[Exercise prompt] Work out the number of lines containing "запроса". Give that number alone.

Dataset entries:
## START

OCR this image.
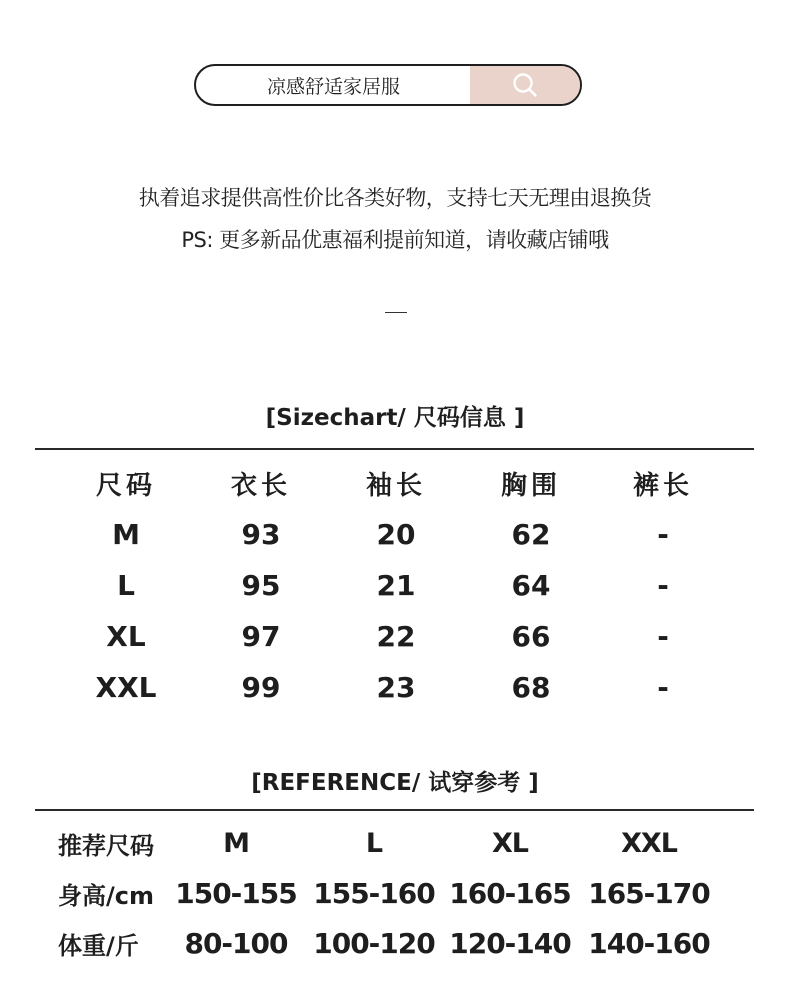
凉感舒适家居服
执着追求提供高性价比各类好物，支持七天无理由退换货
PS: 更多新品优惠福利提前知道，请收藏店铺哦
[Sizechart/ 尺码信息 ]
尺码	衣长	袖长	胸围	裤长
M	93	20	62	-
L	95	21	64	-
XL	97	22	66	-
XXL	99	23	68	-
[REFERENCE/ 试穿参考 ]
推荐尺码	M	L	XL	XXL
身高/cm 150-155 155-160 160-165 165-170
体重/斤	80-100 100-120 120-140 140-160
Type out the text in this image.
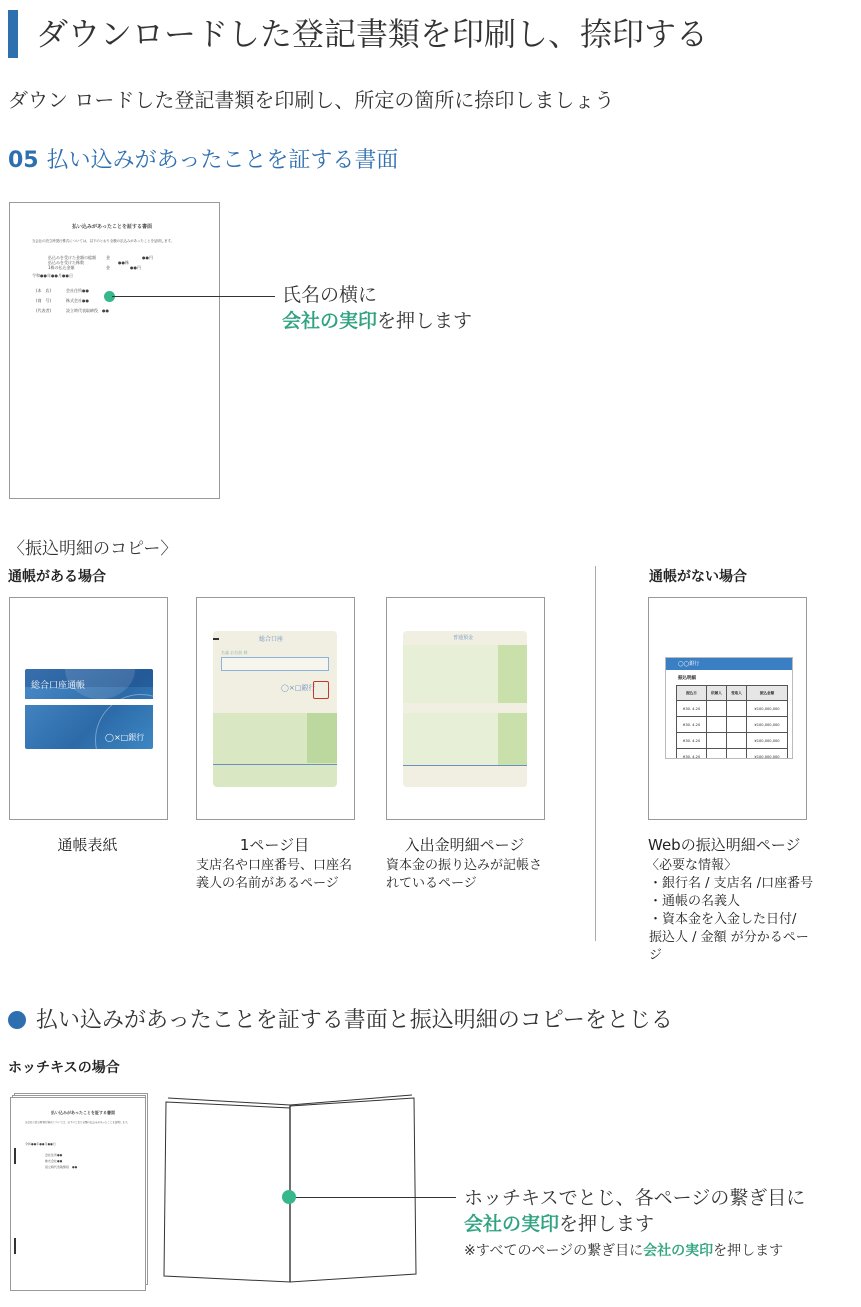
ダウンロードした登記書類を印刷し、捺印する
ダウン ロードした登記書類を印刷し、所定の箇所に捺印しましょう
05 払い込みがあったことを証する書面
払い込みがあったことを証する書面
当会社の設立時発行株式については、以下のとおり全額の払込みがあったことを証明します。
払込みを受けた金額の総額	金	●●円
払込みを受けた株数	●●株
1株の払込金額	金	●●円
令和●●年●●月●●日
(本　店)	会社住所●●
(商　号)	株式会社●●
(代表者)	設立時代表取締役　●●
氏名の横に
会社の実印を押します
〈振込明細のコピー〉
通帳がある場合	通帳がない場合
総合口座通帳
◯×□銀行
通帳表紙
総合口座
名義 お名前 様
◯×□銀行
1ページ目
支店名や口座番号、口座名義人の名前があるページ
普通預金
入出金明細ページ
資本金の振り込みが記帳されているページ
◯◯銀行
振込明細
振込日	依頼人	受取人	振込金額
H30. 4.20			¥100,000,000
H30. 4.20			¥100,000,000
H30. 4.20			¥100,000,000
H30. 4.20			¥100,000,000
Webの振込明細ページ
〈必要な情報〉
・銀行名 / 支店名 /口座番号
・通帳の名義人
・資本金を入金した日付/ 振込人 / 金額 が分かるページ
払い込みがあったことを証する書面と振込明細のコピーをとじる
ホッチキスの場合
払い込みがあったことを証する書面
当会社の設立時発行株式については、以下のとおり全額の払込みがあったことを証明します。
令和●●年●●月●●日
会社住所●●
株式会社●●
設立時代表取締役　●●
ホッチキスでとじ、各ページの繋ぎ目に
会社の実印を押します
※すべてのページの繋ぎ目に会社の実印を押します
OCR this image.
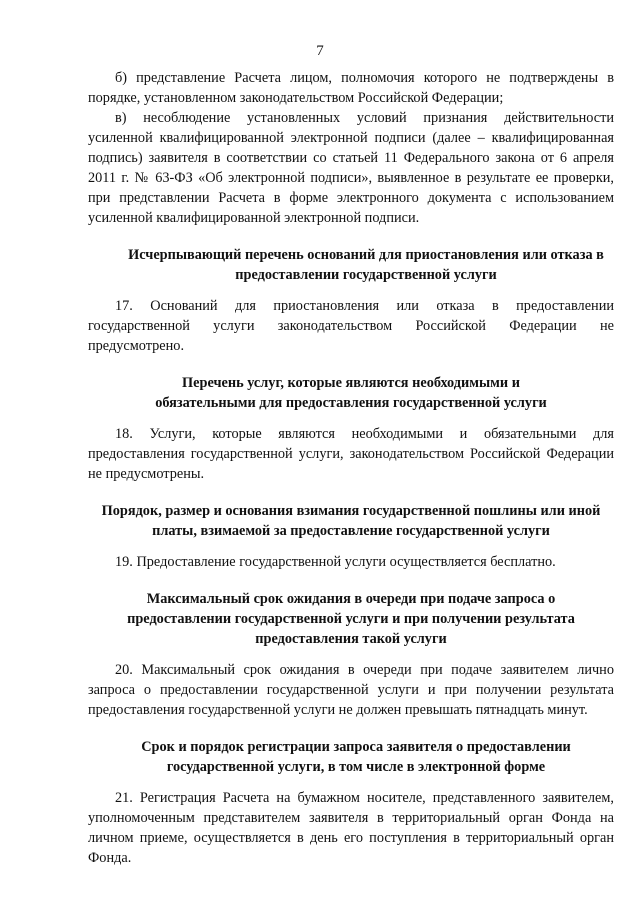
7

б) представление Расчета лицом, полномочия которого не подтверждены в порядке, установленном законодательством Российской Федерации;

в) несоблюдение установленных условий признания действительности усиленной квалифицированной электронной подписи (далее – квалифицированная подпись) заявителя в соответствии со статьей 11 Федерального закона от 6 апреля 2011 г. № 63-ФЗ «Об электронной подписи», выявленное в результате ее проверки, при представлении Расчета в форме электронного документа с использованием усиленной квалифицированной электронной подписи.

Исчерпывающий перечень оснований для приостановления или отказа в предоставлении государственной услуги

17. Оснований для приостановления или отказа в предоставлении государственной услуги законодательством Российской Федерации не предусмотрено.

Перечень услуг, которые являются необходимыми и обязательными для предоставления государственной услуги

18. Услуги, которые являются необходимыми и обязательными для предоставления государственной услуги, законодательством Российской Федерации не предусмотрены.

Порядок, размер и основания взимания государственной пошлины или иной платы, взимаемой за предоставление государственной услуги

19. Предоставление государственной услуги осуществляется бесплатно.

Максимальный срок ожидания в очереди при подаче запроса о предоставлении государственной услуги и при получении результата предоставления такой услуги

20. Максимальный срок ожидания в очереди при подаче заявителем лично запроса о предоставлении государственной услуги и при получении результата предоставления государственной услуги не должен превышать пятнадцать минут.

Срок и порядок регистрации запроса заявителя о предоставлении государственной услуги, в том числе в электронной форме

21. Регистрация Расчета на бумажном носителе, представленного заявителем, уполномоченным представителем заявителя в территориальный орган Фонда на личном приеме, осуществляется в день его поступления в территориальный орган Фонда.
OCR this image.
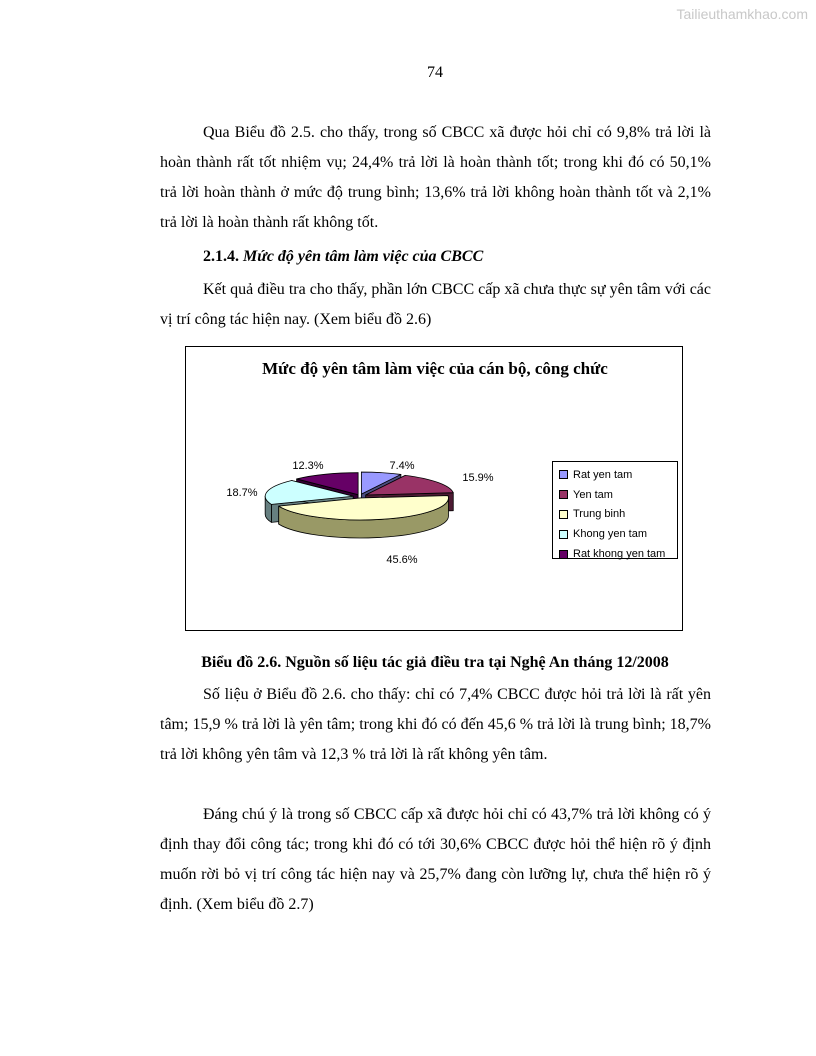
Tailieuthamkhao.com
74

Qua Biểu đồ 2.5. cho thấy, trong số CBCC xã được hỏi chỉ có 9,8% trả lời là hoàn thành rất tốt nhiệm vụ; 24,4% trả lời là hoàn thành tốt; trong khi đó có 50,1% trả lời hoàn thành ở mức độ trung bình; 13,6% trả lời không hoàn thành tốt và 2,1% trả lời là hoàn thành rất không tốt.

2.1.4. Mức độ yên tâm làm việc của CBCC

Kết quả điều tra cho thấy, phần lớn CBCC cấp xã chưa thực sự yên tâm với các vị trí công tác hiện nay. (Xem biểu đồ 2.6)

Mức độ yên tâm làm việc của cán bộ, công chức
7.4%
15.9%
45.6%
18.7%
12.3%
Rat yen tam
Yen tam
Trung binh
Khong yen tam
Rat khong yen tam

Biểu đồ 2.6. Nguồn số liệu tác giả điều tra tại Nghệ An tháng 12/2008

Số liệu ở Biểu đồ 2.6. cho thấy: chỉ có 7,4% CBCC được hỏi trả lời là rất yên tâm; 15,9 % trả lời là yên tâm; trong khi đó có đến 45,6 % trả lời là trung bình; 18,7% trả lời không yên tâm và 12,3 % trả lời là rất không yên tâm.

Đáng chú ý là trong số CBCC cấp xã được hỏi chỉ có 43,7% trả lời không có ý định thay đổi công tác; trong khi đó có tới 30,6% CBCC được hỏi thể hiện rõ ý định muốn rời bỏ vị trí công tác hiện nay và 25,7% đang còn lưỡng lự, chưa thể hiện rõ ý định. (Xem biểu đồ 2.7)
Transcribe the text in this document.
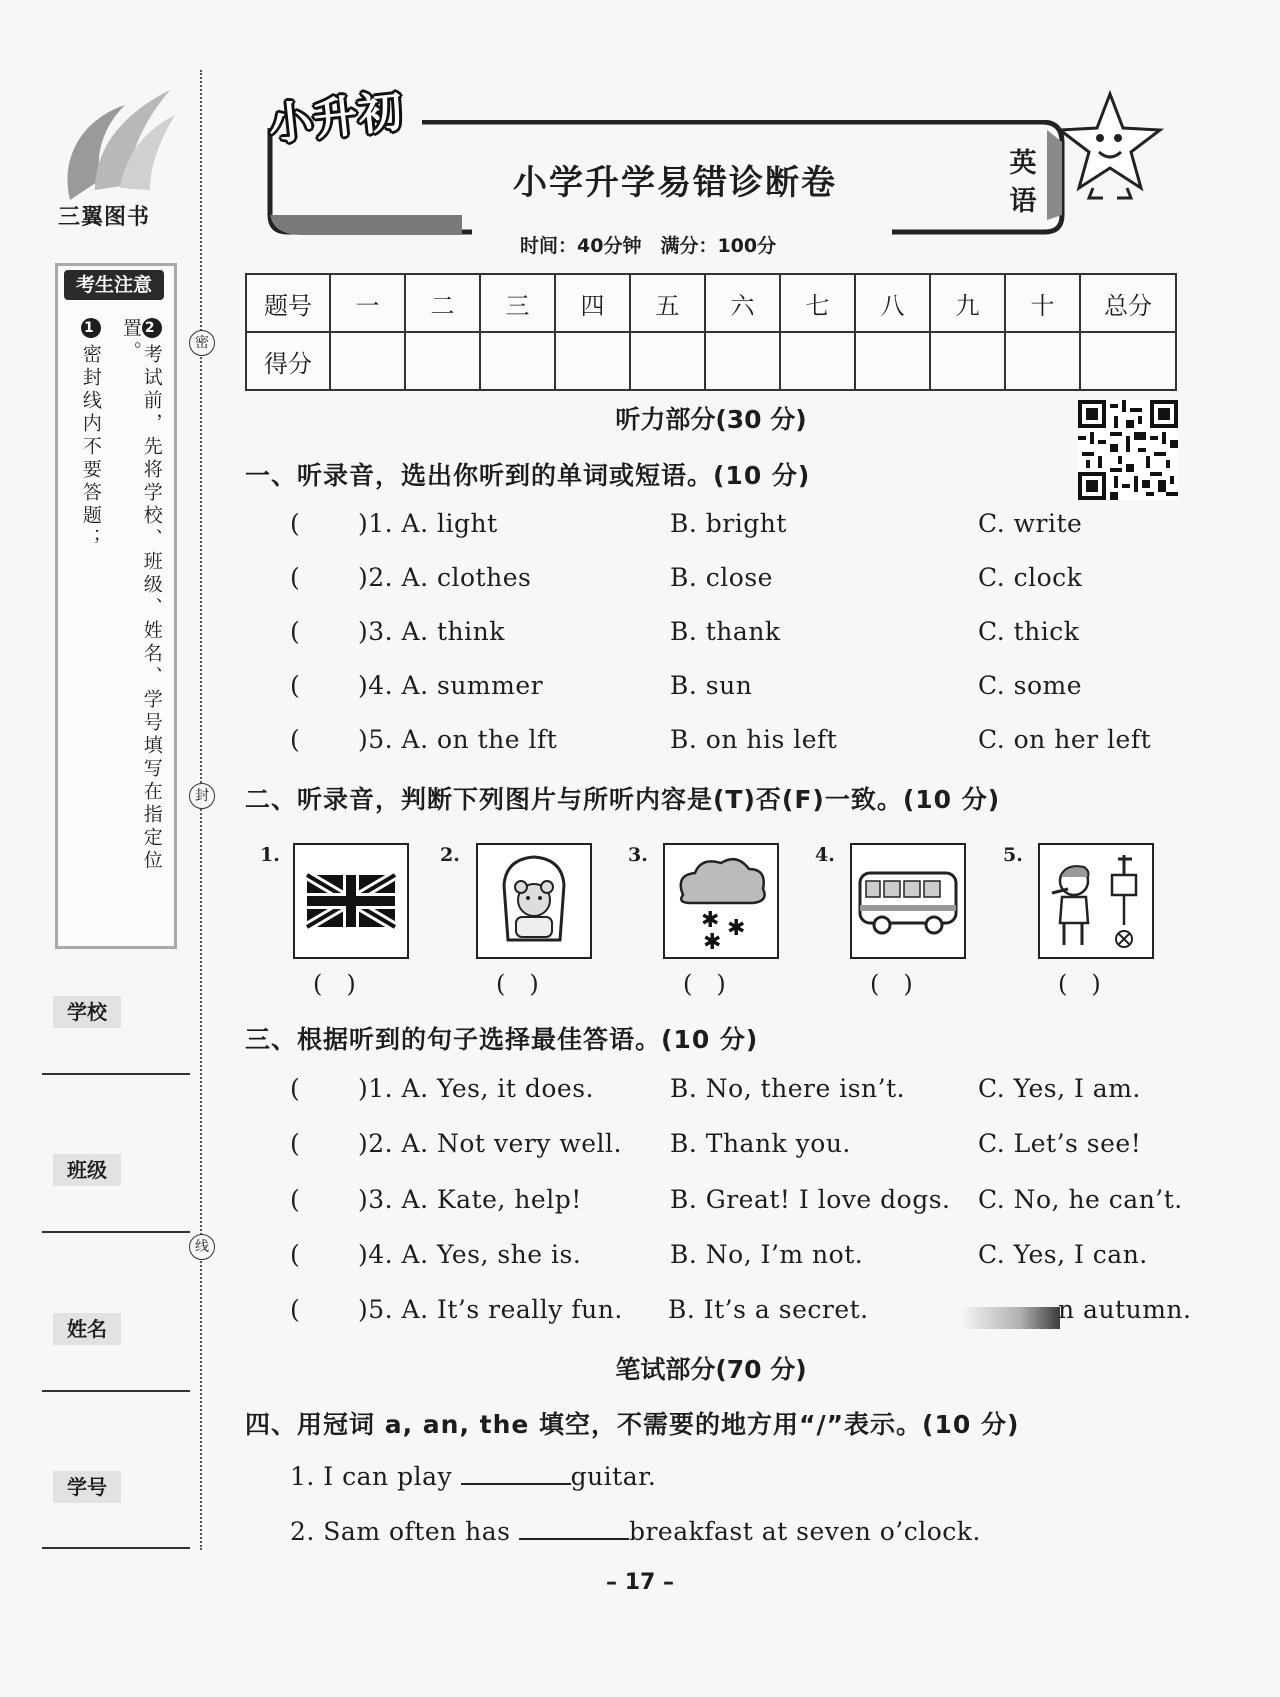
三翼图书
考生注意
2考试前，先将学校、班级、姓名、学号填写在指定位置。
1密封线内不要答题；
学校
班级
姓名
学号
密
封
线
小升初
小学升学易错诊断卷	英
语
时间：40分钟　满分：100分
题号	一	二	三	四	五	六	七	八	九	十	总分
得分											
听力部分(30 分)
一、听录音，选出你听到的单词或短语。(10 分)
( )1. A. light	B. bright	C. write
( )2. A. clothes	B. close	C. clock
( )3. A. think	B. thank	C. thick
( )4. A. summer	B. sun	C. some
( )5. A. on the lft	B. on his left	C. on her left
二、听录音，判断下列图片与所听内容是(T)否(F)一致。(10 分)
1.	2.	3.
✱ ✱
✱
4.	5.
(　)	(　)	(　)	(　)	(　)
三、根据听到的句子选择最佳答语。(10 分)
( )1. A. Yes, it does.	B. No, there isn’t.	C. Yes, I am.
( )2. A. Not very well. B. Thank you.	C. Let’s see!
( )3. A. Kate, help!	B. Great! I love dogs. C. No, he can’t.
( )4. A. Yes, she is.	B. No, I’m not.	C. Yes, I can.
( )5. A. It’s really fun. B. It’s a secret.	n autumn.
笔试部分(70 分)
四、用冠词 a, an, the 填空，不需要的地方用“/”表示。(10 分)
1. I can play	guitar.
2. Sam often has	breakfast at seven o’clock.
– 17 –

## END

[Final result] 3